**TEXTE FOURNI**
Pour cette édition, l’éditeur reprend tout d’abord le formidable documentaire consacré à Lee Marvin, présenté par son ami John Boorman et réalisé en 1998 (49’), déjà proposé dernièrement sur le Blu-ray du magnifique Monte Walsh. Le cinéaste anglais, qui a dirigé Lee Marvin dans Le Point de non-retour – Point Blank (1967) et Duel dans le Pacifique – Hell in the Pacific (1968), se lance dans une quête pour comprendre l’homme qui a eu un effet si profond sur sa propre vie et son travail. Un fabuleux portrait se dessine, le tout composé d’entretiens divers (avec Jim Jarmusch, William Hurt, la veuve de l’acteur), beaucoup d’extraits illustrent l’ensemble, ainsi que diverses images de tournage. Les fans de Lee Marvin vont être aux anges.











En revanche, une seule présentation est proposée sur cette édition. On la doit à Noël Simsolo (21’30), qui passe la première partie de son intervention à parler de la longue et fructueuse collaboration entre John Ford et John Wayne. Malgré quelques erreurs (les deux hommes ont tourné au bas mot 20 films ensemble et non pas 12) et sempiternelles divagations, l’historien et critique du cinéma réalise une belle analyse de La Taverne de l’irlandais, qui peut se voir comme une radiographie des sentiments qui liaient le cinéaste et le comédien. De plus, Noël Simsolo rappelle qu’en dépit de certains propos qui ont longtemps circulé, Donovan’s Reef a connu un très beau succès dans les salles, en rapportant trois fois plus que ce qu’il avait coûté à la Paramount.

L’interactivité se clôt sur la bande-annonce.

**CONSIGNE A**
Répondez à ces questions sur le texte fourni :
(i) En quelle année le documentaire consacré à Lee Marvin a-t-il été réalisé ?
(ii) D'après le texte, combien de films John Ford et John Wayne ont-ils tournés ensemble au bas mot ?
(iii) Sur quoi se clôt l'interactivité ?

**ENREGISTREMENTS**
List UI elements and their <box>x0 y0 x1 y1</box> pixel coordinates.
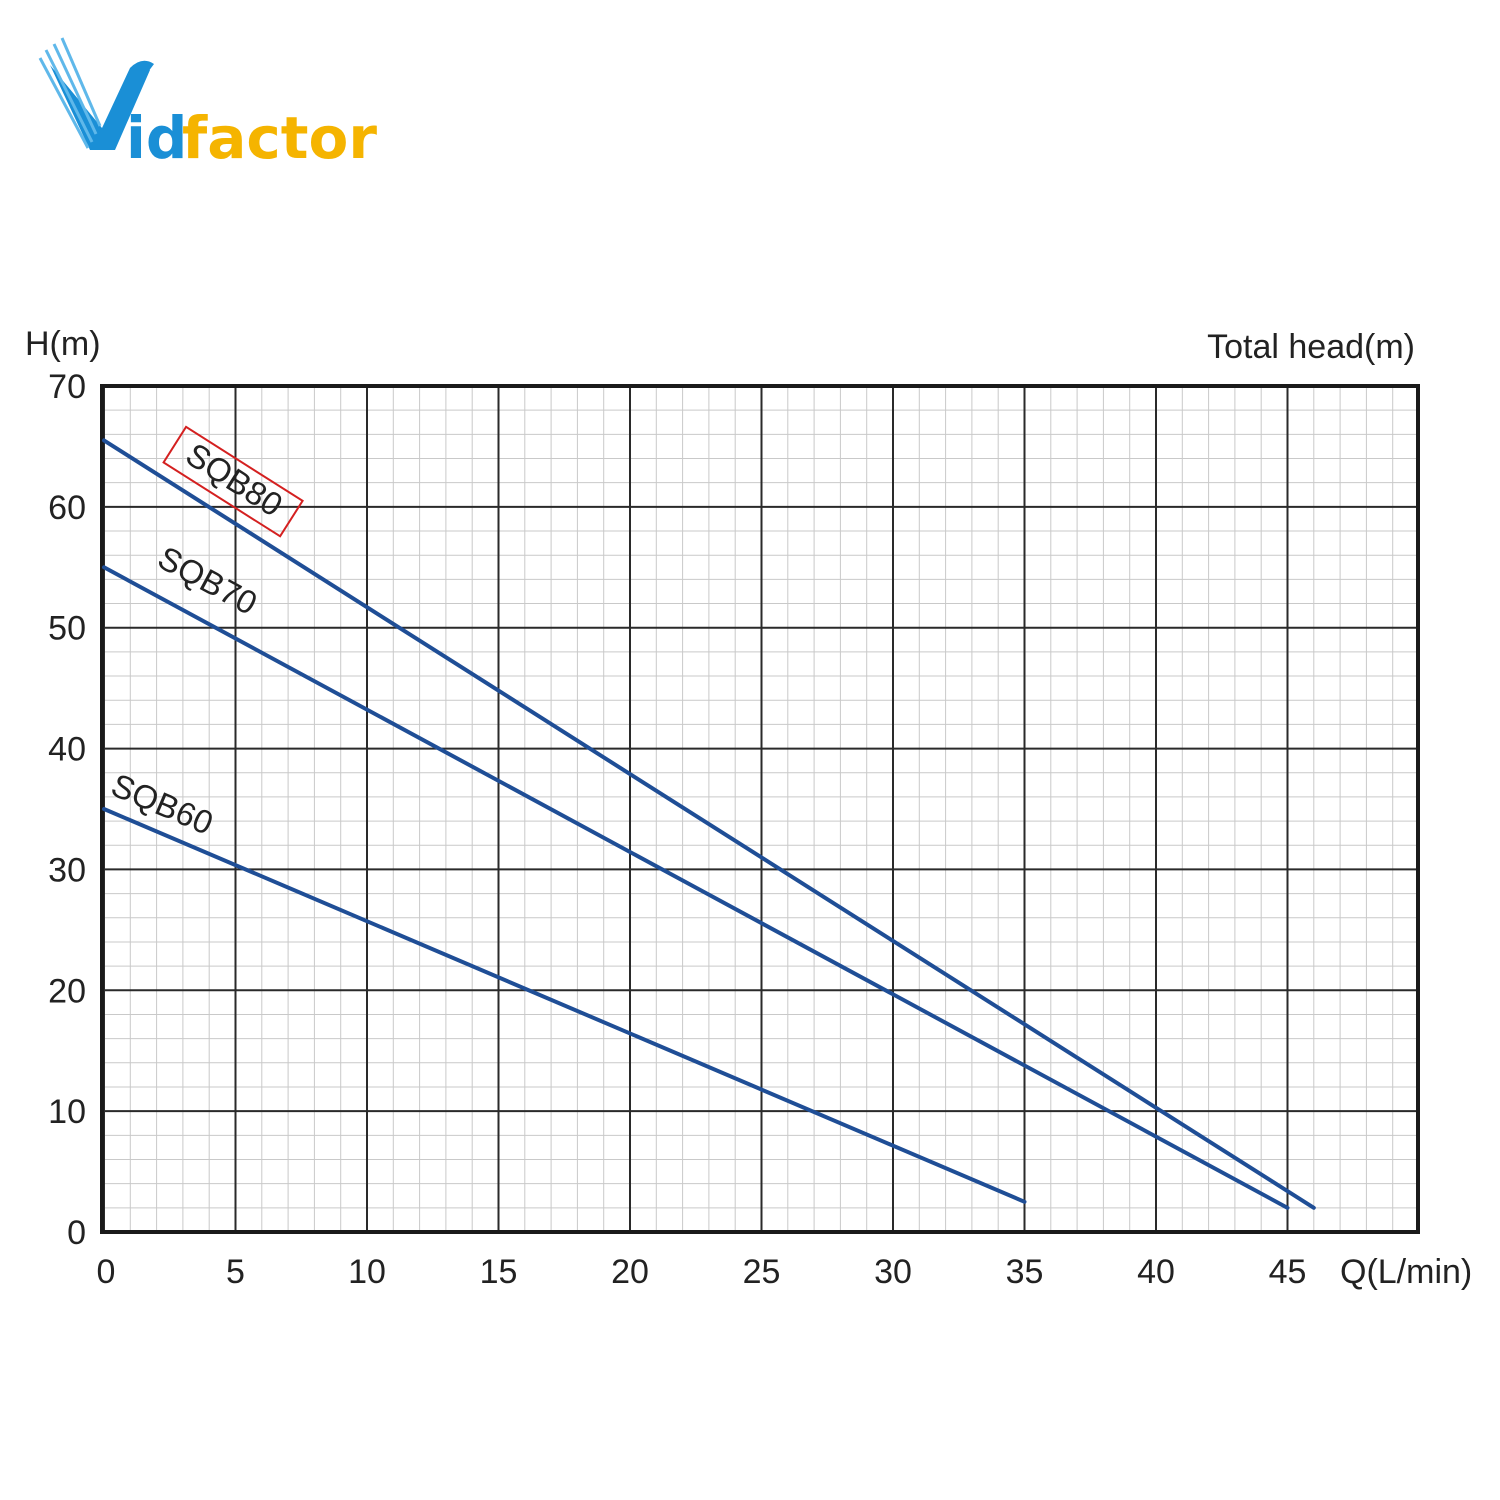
series-line <box>102 565 1290 1210</box>
series-label: SQB70 <box>152 539 263 622</box>
y-tick-label: 30 <box>48 851 86 889</box>
series-label-group: SQB70 <box>152 539 263 622</box>
svg-text:id: id <box>126 104 187 170</box>
y-tick-labels: 0 10 20 30 40 50 60 70 <box>48 368 86 1252</box>
y-axis-label: H(m) <box>25 325 101 363</box>
y-tick-label: 60 <box>48 489 86 527</box>
x-tick-label: 0 <box>97 1253 116 1291</box>
x-tick-label: 30 <box>874 1253 912 1291</box>
y-tick-label: 50 <box>48 610 86 648</box>
y-tick-label: 70 <box>48 368 86 406</box>
x-tick-label: 20 <box>611 1253 649 1291</box>
series-line <box>102 438 1316 1210</box>
y-tick-label: 40 <box>48 731 86 769</box>
x-tick-labels: 0 5 10 15 20 25 30 35 40 45 <box>97 1253 1307 1291</box>
series-labels: SQB80 SQB70 SQB60 <box>106 425 304 842</box>
y-axis-label-right: Total head(m) <box>1207 328 1415 366</box>
bird-wing-icon <box>38 37 154 150</box>
x-tick-label: 35 <box>1006 1253 1044 1291</box>
x-tick-label: 15 <box>480 1253 518 1291</box>
series-label-group: SQB80 <box>162 425 304 538</box>
y-tick-label: 20 <box>48 972 86 1010</box>
series-label: SQB60 <box>106 766 218 842</box>
x-tick-label: 10 <box>348 1253 386 1291</box>
series-label: SQB80 <box>180 435 290 523</box>
vidfactor-logo: id factor <box>38 37 377 170</box>
x-tick-label: 5 <box>226 1253 245 1291</box>
major-grid <box>102 385 1418 1233</box>
x-tick-label: 45 <box>1269 1253 1307 1291</box>
series-line <box>102 807 1027 1204</box>
x-axis-label: Q(L/min) <box>1340 1253 1472 1291</box>
minor-grid <box>102 385 1418 1233</box>
highlight-box <box>162 425 304 538</box>
x-tick-label: 40 <box>1137 1253 1175 1291</box>
svg-text:factor: factor <box>182 104 377 170</box>
x-tick-label: 25 <box>743 1253 781 1291</box>
series-lines <box>102 438 1316 1210</box>
y-tick-label: 10 <box>48 1093 86 1131</box>
y-tick-label: 0 <box>67 1214 86 1252</box>
series-label-group: SQB60 <box>106 766 218 842</box>
plot-frame <box>100 384 1420 1234</box>
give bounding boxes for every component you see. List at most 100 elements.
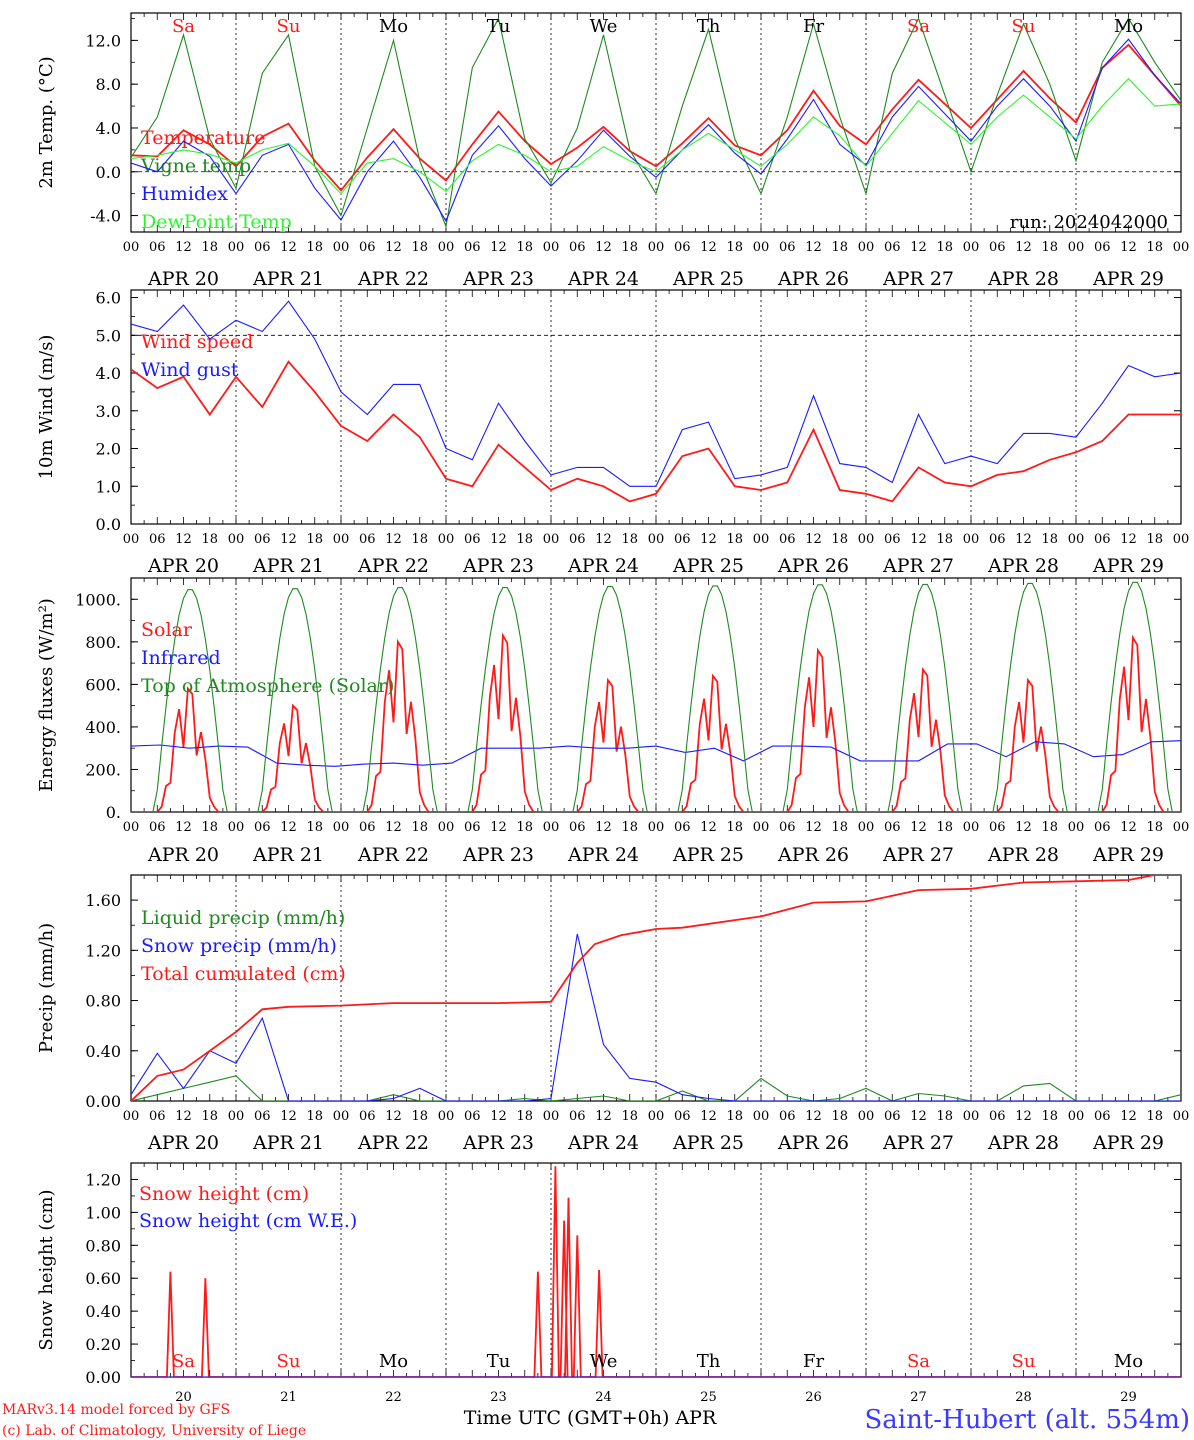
hour-tick-label: 06	[359, 532, 376, 547]
hour-tick-label: 12	[595, 820, 612, 835]
footer-model: MARv3.14 model forced by GFS	[2, 1402, 230, 1418]
date-label: APR 25	[672, 268, 744, 290]
y-tick-label: 0.60	[85, 1269, 121, 1288]
series-line-total-cumulated-cm-	[131, 875, 1181, 1101]
date-label: APR 21	[252, 844, 324, 866]
weekday-label: Tu	[487, 16, 511, 37]
hour-tick-label: 06	[674, 820, 691, 835]
date-label: APR 29	[1092, 1132, 1164, 1154]
day-number-label: 22	[385, 1390, 402, 1405]
hour-tick-label: 00	[438, 1109, 455, 1124]
hour-tick-label: 06	[149, 1109, 166, 1124]
weekday-label: Sa	[172, 1351, 195, 1372]
hour-tick-label: 00	[963, 1109, 980, 1124]
y-tick-label: 400.	[85, 718, 121, 737]
y-tick-label: 5.0	[96, 326, 121, 345]
weekday-label: Sa	[172, 16, 195, 37]
y-tick-label: 600.	[85, 675, 121, 694]
weekday-label: Th	[697, 1351, 721, 1372]
hour-tick-label: 18	[411, 820, 428, 835]
hour-tick-label: 06	[779, 532, 796, 547]
date-label: APR 28	[987, 1132, 1059, 1154]
hour-tick-label: 18	[726, 820, 743, 835]
hour-tick-label: 00	[1068, 1109, 1085, 1124]
y-tick-label: 0.20	[85, 1335, 121, 1354]
date-label: APR 26	[777, 1132, 849, 1154]
date-label: APR 26	[777, 555, 849, 577]
weekday-label: Mo	[1114, 1351, 1143, 1372]
y-tick-label: 200.	[85, 760, 121, 779]
hour-tick-label: 06	[464, 532, 481, 547]
hour-tick-label: 18	[621, 532, 638, 547]
y-tick-label: 4.0	[96, 364, 121, 383]
series-line-top-of-atmosphere-solar-	[131, 581, 1181, 812]
legend-entry: Humidex	[141, 183, 228, 205]
hour-tick-label: 00	[648, 240, 665, 255]
hour-tick-label: 18	[516, 1109, 533, 1124]
hour-tick-label: 18	[726, 1109, 743, 1124]
hour-tick-label: 18	[411, 1109, 428, 1124]
weekday-label: Mo	[379, 1351, 408, 1372]
legend-entry: Snow height (cm W.E.)	[139, 1210, 357, 1232]
hour-tick-label: 00	[1173, 1109, 1190, 1124]
weekday-label: Sa	[907, 16, 930, 37]
y-tick-label: -4.0	[90, 207, 121, 226]
y-tick-label: 0.	[106, 803, 121, 822]
hour-tick-label: 12	[805, 240, 822, 255]
legend-entry: Top of Atmosphere (Solar)	[141, 675, 394, 697]
hour-tick-label: 12	[805, 820, 822, 835]
hour-tick-label: 12	[595, 532, 612, 547]
hour-tick-label: 00	[858, 240, 875, 255]
date-label: APR 20	[147, 555, 219, 577]
hour-tick-label: 12	[910, 532, 927, 547]
date-label: APR 21	[252, 1132, 324, 1154]
legend-entry: Liquid precip (mm/h)	[141, 907, 345, 929]
panel-snow: 0.00 0.20 0.40 0.60 0.80 1.00 1.20 Snow height …	[36, 1162, 1182, 1405]
hour-tick-label: 00	[753, 240, 770, 255]
y-tick-label: 8.0	[96, 75, 121, 94]
hour-tick-label: 12	[385, 1109, 402, 1124]
hour-tick-label: 06	[779, 820, 796, 835]
day-number-label: 28	[1015, 1390, 1032, 1405]
hour-tick-label: 12	[490, 532, 507, 547]
hour-tick-label: 18	[621, 240, 638, 255]
weekday-label: We	[590, 16, 618, 37]
hour-tick-label: 06	[1094, 820, 1111, 835]
hour-tick-label: 06	[884, 1109, 901, 1124]
weekday-label: Su	[1012, 1351, 1036, 1372]
hour-tick-label: 06	[569, 1109, 586, 1124]
date-label: APR 26	[777, 268, 849, 290]
day-number-label: 26	[805, 1390, 822, 1405]
y-tick-label: 0.40	[85, 1302, 121, 1321]
date-label: APR 22	[357, 844, 429, 866]
hour-tick-label: 18	[621, 820, 638, 835]
legend-entry: Temperature	[141, 127, 265, 149]
hour-tick-label: 00	[1068, 820, 1085, 835]
hour-tick-label: 18	[936, 820, 953, 835]
hour-tick-label: 06	[149, 532, 166, 547]
series-line-infrared	[131, 740, 1181, 767]
hour-tick-label: 18	[201, 820, 218, 835]
date-label: APR 25	[672, 555, 744, 577]
date-label: APR 23	[462, 555, 534, 577]
y-tick-label: 1000.	[75, 590, 121, 609]
hour-tick-label: 12	[385, 820, 402, 835]
hour-tick-label: 00	[963, 240, 980, 255]
series-line-vigne-temp	[131, 16, 1181, 229]
date-label: APR 20	[147, 1132, 219, 1154]
hour-tick-label: 18	[831, 820, 848, 835]
y-axis-label: Snow height (cm)	[36, 1189, 57, 1350]
hour-tick-label: 00	[648, 820, 665, 835]
hour-tick-label: 12	[1015, 532, 1032, 547]
hour-tick-label: 12	[805, 1109, 822, 1124]
y-axis-label: 10m Wind (m/s)	[36, 335, 57, 480]
hour-tick-label: 00	[963, 532, 980, 547]
hour-tick-label: 00	[543, 240, 560, 255]
hour-tick-label: 18	[201, 1109, 218, 1124]
hour-tick-label: 00	[753, 532, 770, 547]
day-number-label: 27	[910, 1390, 927, 1405]
hour-tick-label: 00	[858, 820, 875, 835]
panel-energy: 0. 200. 400. 600. 800. 1000. Energy fluxes (W/…	[36, 577, 1189, 866]
date-label: APR 22	[357, 555, 429, 577]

**CONSIGNE B**
Dans les enregistrements, recopiez à l'identique les lignes en commençant par celle qui contient "532, 376, 547]" et en poursuivant jusqu'à celle qui contient "555, 849, 577]", les deux comprises.

**RÉPONSE A**
(i) En 1998.
(ii) Au bas mot 20 films.
(iii) Sur la bande-annonce.

**RÉPONSE B**
hour-tick-label: 06	[359, 532, 376, 547]
hour-tick-label: 12	[595, 820, 612, 835]
footer-model: MARv3.14 model forced by GFS	[2, 1402, 230, 1418]
date-label: APR 25	[672, 268, 744, 290]
y-tick-label: 0.60	[85, 1269, 121, 1288]
series-line-total-cumulated-cm-	[131, 875, 1181, 1101]
date-label: APR 21	[252, 844, 324, 866]
weekday-label: Tu	[487, 16, 511, 37]
hour-tick-label: 06	[674, 820, 691, 835]
date-label: APR 29	[1092, 1132, 1164, 1154]
day-number-label: 22	[385, 1390, 402, 1405]
hour-tick-label: 00	[438, 1109, 455, 1124]
hour-tick-label: 06	[149, 1109, 166, 1124]
weekday-label: Sa	[172, 1351, 195, 1372]
hour-tick-label: 00	[963, 1109, 980, 1124]
y-tick-label: 400.	[85, 718, 121, 737]
y-tick-label: 5.0	[96, 326, 121, 345]
weekday-label: Sa	[172, 16, 195, 37]
y-tick-label: 600.	[85, 675, 121, 694]
weekday-label: Th	[697, 1351, 721, 1372]
hour-tick-label: 18	[411, 820, 428, 835]
hour-tick-label: 06	[779, 532, 796, 547]
date-label: APR 28	[987, 1132, 1059, 1154]
hour-tick-label: 18	[726, 820, 743, 835]
hour-tick-label: 00	[1068, 1109, 1085, 1124]
y-tick-label: 0.20	[85, 1335, 121, 1354]
date-label: APR 26	[777, 1132, 849, 1154]
date-label: APR 26	[777, 555, 849, 577]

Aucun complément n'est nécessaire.